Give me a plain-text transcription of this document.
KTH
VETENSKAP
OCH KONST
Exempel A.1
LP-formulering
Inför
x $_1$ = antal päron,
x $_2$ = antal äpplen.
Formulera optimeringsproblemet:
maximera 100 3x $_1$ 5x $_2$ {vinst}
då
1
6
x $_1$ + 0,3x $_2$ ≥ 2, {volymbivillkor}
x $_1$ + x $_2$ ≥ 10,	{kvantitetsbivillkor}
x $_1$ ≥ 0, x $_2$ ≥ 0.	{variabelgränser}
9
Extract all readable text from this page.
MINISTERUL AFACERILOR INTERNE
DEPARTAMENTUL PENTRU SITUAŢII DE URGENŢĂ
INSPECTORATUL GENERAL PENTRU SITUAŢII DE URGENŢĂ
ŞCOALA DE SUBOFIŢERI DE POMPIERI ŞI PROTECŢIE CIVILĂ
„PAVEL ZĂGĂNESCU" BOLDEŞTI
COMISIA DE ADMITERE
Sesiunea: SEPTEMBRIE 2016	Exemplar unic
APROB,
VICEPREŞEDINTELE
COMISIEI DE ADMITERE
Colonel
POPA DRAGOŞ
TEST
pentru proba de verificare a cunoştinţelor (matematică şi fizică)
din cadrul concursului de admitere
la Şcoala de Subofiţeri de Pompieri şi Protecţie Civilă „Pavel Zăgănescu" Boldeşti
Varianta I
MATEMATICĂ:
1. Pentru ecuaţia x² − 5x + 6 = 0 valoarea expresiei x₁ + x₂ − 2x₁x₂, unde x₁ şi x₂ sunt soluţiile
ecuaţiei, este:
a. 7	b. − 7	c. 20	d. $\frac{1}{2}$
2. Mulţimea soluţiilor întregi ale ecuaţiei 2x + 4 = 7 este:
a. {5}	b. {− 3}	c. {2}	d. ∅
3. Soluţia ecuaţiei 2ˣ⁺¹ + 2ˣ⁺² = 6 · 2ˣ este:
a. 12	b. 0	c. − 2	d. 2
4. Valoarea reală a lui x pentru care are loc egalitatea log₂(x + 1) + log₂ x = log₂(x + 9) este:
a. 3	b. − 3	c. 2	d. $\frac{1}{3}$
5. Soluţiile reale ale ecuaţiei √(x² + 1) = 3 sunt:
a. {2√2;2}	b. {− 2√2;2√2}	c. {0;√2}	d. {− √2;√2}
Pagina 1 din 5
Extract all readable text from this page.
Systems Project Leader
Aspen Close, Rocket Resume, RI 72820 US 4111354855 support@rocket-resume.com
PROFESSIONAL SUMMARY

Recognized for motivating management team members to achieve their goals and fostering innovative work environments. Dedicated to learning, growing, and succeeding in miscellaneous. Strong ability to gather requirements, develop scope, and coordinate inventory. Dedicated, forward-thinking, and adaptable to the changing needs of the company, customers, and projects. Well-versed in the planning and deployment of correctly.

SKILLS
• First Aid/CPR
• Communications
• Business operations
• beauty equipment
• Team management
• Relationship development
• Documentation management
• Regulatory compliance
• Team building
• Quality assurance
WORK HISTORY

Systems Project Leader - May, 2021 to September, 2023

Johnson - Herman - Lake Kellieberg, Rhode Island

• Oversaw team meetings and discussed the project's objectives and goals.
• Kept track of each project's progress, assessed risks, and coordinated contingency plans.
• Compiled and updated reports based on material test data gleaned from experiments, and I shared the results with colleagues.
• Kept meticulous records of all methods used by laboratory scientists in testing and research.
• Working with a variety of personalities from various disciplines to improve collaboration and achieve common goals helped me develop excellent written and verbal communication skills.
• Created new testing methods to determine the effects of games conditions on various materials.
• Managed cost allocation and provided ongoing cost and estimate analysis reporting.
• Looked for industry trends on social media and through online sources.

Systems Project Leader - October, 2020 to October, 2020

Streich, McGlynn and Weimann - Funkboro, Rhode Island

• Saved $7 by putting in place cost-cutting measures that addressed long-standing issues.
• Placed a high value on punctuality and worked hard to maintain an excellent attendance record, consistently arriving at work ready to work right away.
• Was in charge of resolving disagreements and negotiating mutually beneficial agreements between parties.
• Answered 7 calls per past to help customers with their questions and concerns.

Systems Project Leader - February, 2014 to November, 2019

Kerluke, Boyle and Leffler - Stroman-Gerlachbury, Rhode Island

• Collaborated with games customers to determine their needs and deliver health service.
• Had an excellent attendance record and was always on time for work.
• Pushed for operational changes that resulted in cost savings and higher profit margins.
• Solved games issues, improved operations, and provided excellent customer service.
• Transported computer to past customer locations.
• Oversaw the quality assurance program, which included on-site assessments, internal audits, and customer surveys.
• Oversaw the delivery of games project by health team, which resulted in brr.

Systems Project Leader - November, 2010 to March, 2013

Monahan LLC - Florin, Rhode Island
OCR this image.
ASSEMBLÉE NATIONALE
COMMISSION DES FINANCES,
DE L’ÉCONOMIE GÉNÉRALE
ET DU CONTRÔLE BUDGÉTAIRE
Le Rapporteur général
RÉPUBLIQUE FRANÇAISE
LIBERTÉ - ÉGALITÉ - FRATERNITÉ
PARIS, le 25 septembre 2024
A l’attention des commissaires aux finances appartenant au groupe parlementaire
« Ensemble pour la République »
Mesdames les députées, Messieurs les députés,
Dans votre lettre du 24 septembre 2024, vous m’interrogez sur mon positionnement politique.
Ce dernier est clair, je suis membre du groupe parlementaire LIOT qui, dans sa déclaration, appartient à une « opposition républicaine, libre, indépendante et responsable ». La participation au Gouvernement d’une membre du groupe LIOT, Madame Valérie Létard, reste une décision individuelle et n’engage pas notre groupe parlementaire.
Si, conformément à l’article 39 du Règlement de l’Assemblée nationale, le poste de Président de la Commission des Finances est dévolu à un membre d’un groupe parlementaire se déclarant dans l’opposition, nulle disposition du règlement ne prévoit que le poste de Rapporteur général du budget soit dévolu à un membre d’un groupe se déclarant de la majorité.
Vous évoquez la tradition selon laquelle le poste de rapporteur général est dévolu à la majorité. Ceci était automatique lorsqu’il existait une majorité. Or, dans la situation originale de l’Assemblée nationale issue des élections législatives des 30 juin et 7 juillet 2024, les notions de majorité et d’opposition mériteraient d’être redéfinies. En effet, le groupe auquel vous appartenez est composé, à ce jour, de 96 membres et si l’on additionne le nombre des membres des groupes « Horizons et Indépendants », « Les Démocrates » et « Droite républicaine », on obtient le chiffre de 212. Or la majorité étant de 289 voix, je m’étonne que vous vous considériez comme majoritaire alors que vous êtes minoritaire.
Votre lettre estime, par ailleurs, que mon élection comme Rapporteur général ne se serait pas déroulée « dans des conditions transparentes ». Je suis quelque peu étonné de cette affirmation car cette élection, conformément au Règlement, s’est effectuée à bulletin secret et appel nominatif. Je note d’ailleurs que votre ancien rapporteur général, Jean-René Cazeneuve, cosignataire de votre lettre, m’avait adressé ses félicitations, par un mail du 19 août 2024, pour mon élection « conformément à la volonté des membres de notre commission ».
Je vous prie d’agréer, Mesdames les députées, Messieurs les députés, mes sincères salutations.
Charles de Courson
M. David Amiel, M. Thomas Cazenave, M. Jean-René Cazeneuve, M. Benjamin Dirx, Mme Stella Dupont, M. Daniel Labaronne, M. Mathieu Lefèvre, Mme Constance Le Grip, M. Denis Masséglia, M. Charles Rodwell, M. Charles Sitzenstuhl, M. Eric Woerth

+ + + +

_PROMPT_. Output each record exactly, leaving nothing out.

_EXERCISE OUTPUT_.
Give me a plain-text transcription of this document.
KTH
VETENSKAP
OCH KONST
Exempel A.1
LP-formulering
Inför
x $_1$ = antal päron,
x $_2$ = antal äpplen.
Formulera optimeringsproblemet:
maximera 100 3x $_1$ 5x $_2$ {vinst}
då
1
6
x $_1$ + 0,3x $_2$ ≥ 2, {volymbivillkor}
x $_1$ + x $_2$ ≥ 10,	{kvantitetsbivillkor}
x $_1$ ≥ 0, x $_2$ ≥ 0.	{variabelgränser}
9
Extract all readable text from this page.
MINISTERUL AFACERILOR INTERNE
DEPARTAMENTUL PENTRU SITUAŢII DE URGENŢĂ
INSPECTORATUL GENERAL PENTRU SITUAŢII DE URGENŢĂ
ŞCOALA DE SUBOFIŢERI DE POMPIERI ŞI PROTECŢIE CIVILĂ
„PAVEL ZĂGĂNESCU" BOLDEŞTI
COMISIA DE ADMITERE
Sesiunea: SEPTEMBRIE 2016	Exemplar unic
APROB,
VICEPREŞEDINTELE
COMISIEI DE ADMITERE
Colonel
POPA DRAGOŞ
TEST
pentru proba de verificare a cunoştinţelor (matematică şi fizică)
din cadrul concursului de admitere
la Şcoala de Subofiţeri de Pompieri şi Protecţie Civilă „Pavel Zăgănescu" Boldeşti
Varianta I
MATEMATICĂ:
1. Pentru ecuaţia x² − 5x + 6 = 0 valoarea expresiei x₁ + x₂ − 2x₁x₂, unde x₁ şi x₂ sunt soluţiile
ecuaţiei, este:
a. 7	b. − 7	c. 20	d. $\frac{1}{2}$
2. Mulţimea soluţiilor întregi ale ecuaţiei 2x + 4 = 7 este:
a. {5}	b. {− 3}	c. {2}	d. ∅
3. Soluţia ecuaţiei 2ˣ⁺¹ + 2ˣ⁺² = 6 · 2ˣ este:
a. 12	b. 0	c. − 2	d. 2
4. Valoarea reală a lui x pentru care are loc egalitatea log₂(x + 1) + log₂ x = log₂(x + 9) este:
a. 3	b. − 3	c. 2	d. $\frac{1}{3}$
5. Soluţiile reale ale ecuaţiei √(x² + 1) = 3 sunt:
a. {2√2;2}	b. {− 2√2;2√2}	c. {0;√2}	d. {− √2;√2}
Pagina 1 din 5
Extract all readable text from this page.
Systems Project Leader
Aspen Close, Rocket Resume, RI 72820 US 4111354855 support@rocket-resume.com
PROFESSIONAL SUMMARY

Recognized for motivating management team members to achieve their goals and fostering innovative work environments. Dedicated to learning, growing, and succeeding in miscellaneous. Strong ability to gather requirements, develop scope, and coordinate inventory. Dedicated, forward-thinking, and adaptable to the changing needs of the company, customers, and projects. Well-versed in the planning and deployment of correctly.

SKILLS
• First Aid/CPR
• Communications
• Business operations
• beauty equipment
• Team management
• Relationship development
• Documentation management
• Regulatory compliance
• Team building
• Quality assurance
WORK HISTORY

Systems Project Leader - May, 2021 to September, 2023

Johnson - Herman - Lake Kellieberg, Rhode Island

• Oversaw team meetings and discussed the project's objectives and goals.
• Kept track of each project's progress, assessed risks, and coordinated contingency plans.
• Compiled and updated reports based on material test data gleaned from experiments, and I shared the results with colleagues.
• Kept meticulous records of all methods used by laboratory scientists in testing and research.
• Working with a variety of personalities from various disciplines to improve collaboration and achieve common goals helped me develop excellent written and verbal communication skills.
• Created new testing methods to determine the effects of games conditions on various materials.
• Managed cost allocation and provided ongoing cost and estimate analysis reporting.
• Looked for industry trends on social media and through online sources.

Systems Project Leader - October, 2020 to October, 2020

Streich, McGlynn and Weimann - Funkboro, Rhode Island

• Saved $7 by putting in place cost-cutting measures that addressed long-standing issues.
• Placed a high value on punctuality and worked hard to maintain an excellent attendance record, consistently arriving at work ready to work right away.
• Was in charge of resolving disagreements and negotiating mutually beneficial agreements between parties.
• Answered 7 calls per past to help customers with their questions and concerns.

Systems Project Leader - February, 2014 to November, 2019

Kerluke, Boyle and Leffler - Stroman-Gerlachbury, Rhode Island

• Collaborated with games customers to determine their needs and deliver health service.
• Had an excellent attendance record and was always on time for work.
• Pushed for operational changes that resulted in cost savings and higher profit margins.
• Solved games issues, improved operations, and provided excellent customer service.
• Transported computer to past customer locations.
• Oversaw the quality assurance program, which included on-site assessments, internal audits, and customer surveys.
• Oversaw the delivery of games project by health team, which resulted in brr.

Systems Project Leader - November, 2010 to March, 2013

Monahan LLC - Florin, Rhode Island
OCR this image.
ASSEMBLÉE NATIONALE
COMMISSION DES FINANCES,
DE L’ÉCONOMIE GÉNÉRALE
ET DU CONTRÔLE BUDGÉTAIRE
Le Rapporteur général
RÉPUBLIQUE FRANÇAISE
LIBERTÉ - ÉGALITÉ - FRATERNITÉ
PARIS, le 25 septembre 2024
A l’attention des commissaires aux finances appartenant au groupe parlementaire
« Ensemble pour la République »
Mesdames les députées, Messieurs les députés,
Dans votre lettre du 24 septembre 2024, vous m’interrogez sur mon positionnement politique.
Ce dernier est clair, je suis membre du groupe parlementaire LIOT qui, dans sa déclaration, appartient à une « opposition républicaine, libre, indépendante et responsable ». La participation au Gouvernement d’une membre du groupe LIOT, Madame Valérie Létard, reste une décision individuelle et n’engage pas notre groupe parlementaire.
Si, conformément à l’article 39 du Règlement de l’Assemblée nationale, le poste de Président de la Commission des Finances est dévolu à un membre d’un groupe parlementaire se déclarant dans l’opposition, nulle disposition du règlement ne prévoit que le poste de Rapporteur général du budget soit dévolu à un membre d’un groupe se déclarant de la majorité.
Vous évoquez la tradition selon laquelle le poste de rapporteur général est dévolu à la majorité. Ceci était automatique lorsqu’il existait une majorité. Or, dans la situation originale de l’Assemblée nationale issue des élections législatives des 30 juin et 7 juillet 2024, les notions de majorité et d’opposition mériteraient d’être redéfinies. En effet, le groupe auquel vous appartenez est composé, à ce jour, de 96 membres et si l’on additionne le nombre des membres des groupes « Horizons et Indépendants », « Les Démocrates » et « Droite républicaine », on obtient le chiffre de 212. Or la majorité étant de 289 voix, je m’étonne que vous vous considériez comme majoritaire alors que vous êtes minoritaire.
Votre lettre estime, par ailleurs, que mon élection comme Rapporteur général ne se serait pas déroulée « dans des conditions transparentes ». Je suis quelque peu étonné de cette affirmation car cette élection, conformément au Règlement, s’est effectuée à bulletin secret et appel nominatif. Je note d’ailleurs que votre ancien rapporteur général, Jean-René Cazeneuve, cosignataire de votre lettre, m’avait adressé ses félicitations, par un mail du 19 août 2024, pour mon élection « conformément à la volonté des membres de notre commission ».
Je vous prie d’agréer, Mesdames les députées, Messieurs les députés, mes sincères salutations.
Charles de Courson
M. David Amiel, M. Thomas Cazenave, M. Jean-René Cazeneuve, M. Benjamin Dirx, Mme Stella Dupont, M. Daniel Labaronne, M. Mathieu Lefèvre, Mme Constance Le Grip, M. Denis Masséglia, M. Charles Rodwell, M. Charles Sitzenstuhl, M. Eric Woerth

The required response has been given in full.